Tasks to complete
a: From the passage on selective-enforcement claims, extract the text word for word: begin at the words "American-Arab Anti-Discrimination Committee, in" and stop after the words "the deportation context.".
b: According to the passage on selective-enforcement claims, why did the Court reject the non-citizens' claims? Answer in one to three sentences.

Page extract
********

The Government’s argument relies on Reno v. 
American-Arab Anti-Discrimination Committee, in 
which this Court stated that selective-enforcement 
claims are rarely viable in the deportation context. 
525 U.S. 471, 488-91 (1999) [hereinafter AADC\. In 
that case, non-citizens claimed that, although they 
had violated the immigration laws, the Government 
had impermissibly targeted and chosen them for 
deportation because of their affiliation with an 
alleged terrorist group. The Court rejected their 
claims, noting that selective-enforcement defenses to



10

deportation proceedings are ill-suited for judicial 
review. See id. at 490—91.

********

Given material
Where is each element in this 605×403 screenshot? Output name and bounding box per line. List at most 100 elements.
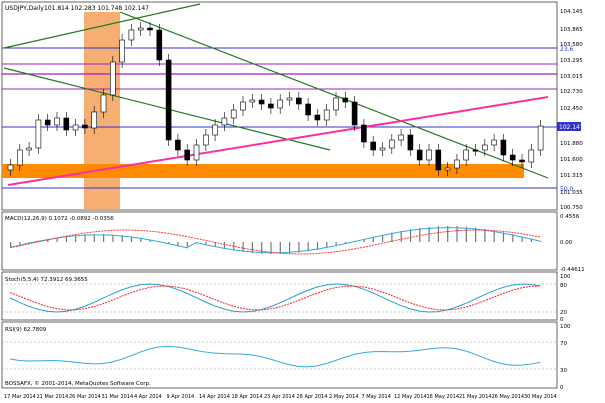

********

Solution set
a:
American-Arab Anti-Discrimination Committee, in 
which this Court stated that selective-enforcement 
claims are rarely viable in the deportation context.

b: The Court rejected their claims because selective-enforcement defenses to deportation proceedings are ill-suited for judicial review.